» Records supplied
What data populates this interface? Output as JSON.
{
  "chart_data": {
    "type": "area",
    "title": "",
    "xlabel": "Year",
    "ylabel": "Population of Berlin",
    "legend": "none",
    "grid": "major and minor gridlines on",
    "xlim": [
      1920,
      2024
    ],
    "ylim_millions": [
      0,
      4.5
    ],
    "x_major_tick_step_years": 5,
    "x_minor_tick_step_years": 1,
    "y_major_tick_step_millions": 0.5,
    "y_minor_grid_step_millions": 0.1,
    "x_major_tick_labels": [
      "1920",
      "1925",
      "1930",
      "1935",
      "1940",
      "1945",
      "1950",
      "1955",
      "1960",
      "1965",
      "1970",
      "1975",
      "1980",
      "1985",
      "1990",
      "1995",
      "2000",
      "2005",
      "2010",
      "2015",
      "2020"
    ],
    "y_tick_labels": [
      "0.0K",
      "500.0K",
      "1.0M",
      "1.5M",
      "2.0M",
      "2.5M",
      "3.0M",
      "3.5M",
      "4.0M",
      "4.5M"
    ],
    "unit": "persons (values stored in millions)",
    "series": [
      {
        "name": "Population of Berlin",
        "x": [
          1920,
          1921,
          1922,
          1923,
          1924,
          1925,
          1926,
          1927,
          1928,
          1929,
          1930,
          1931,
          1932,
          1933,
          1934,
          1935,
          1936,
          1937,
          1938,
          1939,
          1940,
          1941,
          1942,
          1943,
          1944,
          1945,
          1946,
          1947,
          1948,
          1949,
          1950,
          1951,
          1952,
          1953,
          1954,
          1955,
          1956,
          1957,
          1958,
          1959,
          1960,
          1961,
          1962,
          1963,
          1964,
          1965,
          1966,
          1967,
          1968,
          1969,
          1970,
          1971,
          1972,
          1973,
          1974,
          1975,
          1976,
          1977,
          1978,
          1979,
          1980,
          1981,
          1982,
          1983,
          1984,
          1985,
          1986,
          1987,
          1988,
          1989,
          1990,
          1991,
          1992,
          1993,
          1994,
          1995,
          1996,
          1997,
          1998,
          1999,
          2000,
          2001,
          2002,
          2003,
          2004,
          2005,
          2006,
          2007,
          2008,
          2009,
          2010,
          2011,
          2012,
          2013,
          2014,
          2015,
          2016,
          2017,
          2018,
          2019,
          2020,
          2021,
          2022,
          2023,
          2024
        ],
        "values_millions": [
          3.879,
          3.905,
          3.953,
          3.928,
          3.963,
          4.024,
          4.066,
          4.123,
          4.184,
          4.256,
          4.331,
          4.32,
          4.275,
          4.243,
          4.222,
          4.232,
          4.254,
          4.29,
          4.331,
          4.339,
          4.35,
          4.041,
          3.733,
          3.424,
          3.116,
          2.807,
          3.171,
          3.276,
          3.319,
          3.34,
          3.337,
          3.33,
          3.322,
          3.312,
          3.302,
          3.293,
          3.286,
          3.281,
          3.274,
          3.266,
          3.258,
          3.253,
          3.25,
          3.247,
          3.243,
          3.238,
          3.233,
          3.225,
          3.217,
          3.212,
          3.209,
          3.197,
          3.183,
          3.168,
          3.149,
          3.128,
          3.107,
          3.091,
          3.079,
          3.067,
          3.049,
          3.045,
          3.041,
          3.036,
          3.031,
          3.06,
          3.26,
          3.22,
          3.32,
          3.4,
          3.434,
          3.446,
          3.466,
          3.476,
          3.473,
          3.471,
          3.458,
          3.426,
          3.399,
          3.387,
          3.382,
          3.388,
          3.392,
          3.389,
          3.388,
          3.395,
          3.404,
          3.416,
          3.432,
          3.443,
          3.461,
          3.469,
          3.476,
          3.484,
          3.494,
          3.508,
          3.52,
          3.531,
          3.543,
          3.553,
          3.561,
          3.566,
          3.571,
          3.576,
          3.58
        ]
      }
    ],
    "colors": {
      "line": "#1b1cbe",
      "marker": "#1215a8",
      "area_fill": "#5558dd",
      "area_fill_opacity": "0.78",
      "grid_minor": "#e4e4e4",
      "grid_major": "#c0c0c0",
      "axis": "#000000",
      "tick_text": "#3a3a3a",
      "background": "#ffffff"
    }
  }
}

--

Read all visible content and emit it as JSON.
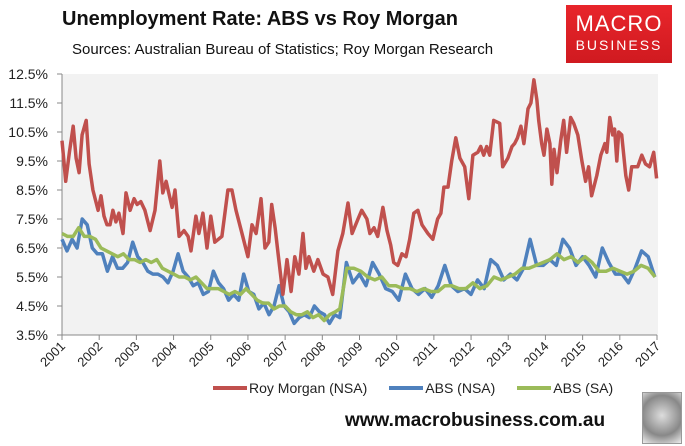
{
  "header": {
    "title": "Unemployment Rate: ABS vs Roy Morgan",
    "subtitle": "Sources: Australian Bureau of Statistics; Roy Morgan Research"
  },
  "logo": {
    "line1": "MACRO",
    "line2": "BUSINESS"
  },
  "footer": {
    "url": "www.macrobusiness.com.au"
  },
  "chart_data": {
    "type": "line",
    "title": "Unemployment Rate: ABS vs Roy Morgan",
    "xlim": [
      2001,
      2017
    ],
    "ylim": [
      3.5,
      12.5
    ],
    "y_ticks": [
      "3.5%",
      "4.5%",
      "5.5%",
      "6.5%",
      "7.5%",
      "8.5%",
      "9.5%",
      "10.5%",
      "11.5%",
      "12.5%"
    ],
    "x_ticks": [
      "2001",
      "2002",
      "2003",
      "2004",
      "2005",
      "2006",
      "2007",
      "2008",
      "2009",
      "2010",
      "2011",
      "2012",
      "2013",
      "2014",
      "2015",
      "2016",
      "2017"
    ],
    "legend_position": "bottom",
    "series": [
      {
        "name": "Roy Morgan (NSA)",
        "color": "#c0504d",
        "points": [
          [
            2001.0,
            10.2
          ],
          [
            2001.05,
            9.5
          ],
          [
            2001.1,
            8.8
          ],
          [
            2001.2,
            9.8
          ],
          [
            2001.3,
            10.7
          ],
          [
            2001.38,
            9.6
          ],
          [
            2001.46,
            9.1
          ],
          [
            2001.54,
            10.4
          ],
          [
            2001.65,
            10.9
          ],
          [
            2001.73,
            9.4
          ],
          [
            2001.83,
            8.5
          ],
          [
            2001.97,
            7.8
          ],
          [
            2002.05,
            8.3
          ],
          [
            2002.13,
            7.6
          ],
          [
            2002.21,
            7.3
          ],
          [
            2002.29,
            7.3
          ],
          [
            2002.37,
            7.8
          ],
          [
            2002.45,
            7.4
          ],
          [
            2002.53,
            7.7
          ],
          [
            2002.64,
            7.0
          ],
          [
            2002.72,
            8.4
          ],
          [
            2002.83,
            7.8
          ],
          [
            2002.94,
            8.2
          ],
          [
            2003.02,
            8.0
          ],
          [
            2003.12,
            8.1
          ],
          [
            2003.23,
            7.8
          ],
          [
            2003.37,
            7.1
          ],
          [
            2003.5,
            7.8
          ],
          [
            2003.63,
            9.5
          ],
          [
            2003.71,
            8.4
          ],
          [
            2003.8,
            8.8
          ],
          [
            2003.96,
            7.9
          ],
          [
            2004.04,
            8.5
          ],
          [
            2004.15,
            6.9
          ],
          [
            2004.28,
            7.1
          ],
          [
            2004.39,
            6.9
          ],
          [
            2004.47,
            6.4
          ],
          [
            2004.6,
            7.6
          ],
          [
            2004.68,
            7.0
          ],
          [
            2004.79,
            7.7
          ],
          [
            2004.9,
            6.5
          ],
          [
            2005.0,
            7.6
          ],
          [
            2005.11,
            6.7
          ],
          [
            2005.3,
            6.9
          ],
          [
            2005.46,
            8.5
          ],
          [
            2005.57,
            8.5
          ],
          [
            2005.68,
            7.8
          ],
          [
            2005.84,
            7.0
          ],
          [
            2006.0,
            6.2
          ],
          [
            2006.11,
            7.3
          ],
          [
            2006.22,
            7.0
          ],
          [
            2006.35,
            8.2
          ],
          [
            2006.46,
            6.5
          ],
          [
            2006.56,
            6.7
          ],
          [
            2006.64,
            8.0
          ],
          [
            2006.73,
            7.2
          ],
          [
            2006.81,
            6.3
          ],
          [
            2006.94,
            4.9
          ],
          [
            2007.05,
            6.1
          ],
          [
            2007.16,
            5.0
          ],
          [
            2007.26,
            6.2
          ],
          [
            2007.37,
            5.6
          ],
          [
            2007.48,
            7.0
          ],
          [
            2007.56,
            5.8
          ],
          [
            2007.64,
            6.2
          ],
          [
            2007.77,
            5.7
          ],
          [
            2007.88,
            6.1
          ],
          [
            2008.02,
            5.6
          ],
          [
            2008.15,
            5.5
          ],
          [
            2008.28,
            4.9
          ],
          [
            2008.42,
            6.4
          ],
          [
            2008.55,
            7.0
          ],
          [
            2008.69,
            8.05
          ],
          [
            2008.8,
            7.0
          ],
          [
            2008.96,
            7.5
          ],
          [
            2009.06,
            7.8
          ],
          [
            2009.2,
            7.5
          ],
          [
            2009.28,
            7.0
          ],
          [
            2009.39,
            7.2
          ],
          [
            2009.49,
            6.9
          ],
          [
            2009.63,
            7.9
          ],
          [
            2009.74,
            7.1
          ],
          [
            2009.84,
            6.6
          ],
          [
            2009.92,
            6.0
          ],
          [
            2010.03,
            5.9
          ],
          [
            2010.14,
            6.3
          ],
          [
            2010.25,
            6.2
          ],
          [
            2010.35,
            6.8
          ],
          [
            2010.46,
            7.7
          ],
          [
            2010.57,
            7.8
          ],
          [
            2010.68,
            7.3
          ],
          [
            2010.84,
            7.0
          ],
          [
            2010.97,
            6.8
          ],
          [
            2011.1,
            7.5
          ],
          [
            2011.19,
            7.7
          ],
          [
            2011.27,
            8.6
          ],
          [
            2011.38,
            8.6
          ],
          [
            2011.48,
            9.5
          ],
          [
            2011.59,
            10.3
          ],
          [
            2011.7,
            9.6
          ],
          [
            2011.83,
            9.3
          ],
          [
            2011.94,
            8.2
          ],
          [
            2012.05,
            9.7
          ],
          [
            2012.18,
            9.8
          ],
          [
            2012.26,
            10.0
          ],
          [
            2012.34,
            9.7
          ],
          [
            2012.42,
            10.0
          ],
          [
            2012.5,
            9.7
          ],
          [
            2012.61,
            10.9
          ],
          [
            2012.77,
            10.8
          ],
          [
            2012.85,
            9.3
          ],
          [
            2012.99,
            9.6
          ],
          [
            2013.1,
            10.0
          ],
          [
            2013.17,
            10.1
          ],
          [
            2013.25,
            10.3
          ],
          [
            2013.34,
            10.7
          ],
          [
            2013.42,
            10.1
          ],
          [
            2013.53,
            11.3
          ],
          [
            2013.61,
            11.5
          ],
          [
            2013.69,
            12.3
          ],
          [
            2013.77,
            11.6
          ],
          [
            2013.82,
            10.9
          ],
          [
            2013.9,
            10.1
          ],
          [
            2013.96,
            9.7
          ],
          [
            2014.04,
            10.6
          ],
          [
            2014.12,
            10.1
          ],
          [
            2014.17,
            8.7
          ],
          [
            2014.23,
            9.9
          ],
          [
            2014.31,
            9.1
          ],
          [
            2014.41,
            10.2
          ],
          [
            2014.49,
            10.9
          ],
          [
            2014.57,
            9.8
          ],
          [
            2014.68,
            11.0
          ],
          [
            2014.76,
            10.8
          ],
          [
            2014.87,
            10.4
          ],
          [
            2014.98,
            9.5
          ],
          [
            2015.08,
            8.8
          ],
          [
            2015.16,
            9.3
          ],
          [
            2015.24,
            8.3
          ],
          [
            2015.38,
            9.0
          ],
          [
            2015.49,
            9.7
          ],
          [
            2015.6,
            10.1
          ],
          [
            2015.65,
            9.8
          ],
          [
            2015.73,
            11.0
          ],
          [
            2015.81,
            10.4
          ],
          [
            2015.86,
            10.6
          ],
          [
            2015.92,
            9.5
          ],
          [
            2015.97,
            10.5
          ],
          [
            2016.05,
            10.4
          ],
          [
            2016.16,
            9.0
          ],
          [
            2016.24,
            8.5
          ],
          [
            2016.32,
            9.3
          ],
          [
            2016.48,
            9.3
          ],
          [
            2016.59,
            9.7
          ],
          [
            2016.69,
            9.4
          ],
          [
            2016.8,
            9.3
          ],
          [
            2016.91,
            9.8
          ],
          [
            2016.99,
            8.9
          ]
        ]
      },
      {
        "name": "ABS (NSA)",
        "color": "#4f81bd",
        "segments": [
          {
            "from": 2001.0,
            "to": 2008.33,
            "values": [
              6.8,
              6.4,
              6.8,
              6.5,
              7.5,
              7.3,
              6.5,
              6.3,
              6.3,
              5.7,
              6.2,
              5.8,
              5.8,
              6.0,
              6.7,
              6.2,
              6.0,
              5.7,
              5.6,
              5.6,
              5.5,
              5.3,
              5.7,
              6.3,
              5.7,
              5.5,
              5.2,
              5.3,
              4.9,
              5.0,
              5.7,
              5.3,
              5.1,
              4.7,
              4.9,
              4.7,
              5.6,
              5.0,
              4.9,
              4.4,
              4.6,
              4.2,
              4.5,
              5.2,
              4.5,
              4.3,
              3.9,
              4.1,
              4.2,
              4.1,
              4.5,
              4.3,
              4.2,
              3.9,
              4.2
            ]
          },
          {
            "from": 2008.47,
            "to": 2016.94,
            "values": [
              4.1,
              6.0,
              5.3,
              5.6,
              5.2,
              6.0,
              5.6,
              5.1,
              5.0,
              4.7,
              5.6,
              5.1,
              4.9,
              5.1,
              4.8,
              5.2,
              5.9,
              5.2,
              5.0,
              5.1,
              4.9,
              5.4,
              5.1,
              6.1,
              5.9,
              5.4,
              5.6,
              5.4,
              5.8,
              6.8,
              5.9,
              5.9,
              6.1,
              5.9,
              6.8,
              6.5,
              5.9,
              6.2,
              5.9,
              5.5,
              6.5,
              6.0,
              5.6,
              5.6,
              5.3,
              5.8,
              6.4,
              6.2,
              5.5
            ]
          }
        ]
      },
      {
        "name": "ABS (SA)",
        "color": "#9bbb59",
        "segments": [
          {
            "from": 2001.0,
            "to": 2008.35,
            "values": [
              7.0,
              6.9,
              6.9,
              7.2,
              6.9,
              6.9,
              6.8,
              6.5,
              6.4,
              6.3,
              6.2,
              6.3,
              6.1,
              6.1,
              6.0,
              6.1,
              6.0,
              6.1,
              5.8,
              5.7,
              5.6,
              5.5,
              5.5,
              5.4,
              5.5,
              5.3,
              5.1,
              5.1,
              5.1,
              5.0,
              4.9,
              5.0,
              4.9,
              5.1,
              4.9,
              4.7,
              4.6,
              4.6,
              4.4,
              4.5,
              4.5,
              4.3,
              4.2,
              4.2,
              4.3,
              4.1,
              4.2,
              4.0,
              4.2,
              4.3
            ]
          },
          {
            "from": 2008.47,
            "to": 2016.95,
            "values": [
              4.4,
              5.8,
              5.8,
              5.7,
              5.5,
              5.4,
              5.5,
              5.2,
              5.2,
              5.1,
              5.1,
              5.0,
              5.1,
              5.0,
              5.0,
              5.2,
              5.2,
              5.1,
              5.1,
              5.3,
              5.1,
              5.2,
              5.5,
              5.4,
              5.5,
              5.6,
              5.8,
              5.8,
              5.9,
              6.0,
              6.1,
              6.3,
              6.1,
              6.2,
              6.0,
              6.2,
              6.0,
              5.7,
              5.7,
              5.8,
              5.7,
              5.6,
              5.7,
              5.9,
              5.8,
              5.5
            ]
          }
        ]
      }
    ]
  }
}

» Exercise requirements
Find each line holding the string "Morgan" and copy it out.

» Task solution
    "title": "Unemployment Rate: ABS vs Roy Morgan",
    "subtitle": "Sources: Australian Bureau of Statistics; Roy Morgan Research"
    "title": "Unemployment Rate: ABS vs Roy Morgan",
        "name": "Roy Morgan (NSA)",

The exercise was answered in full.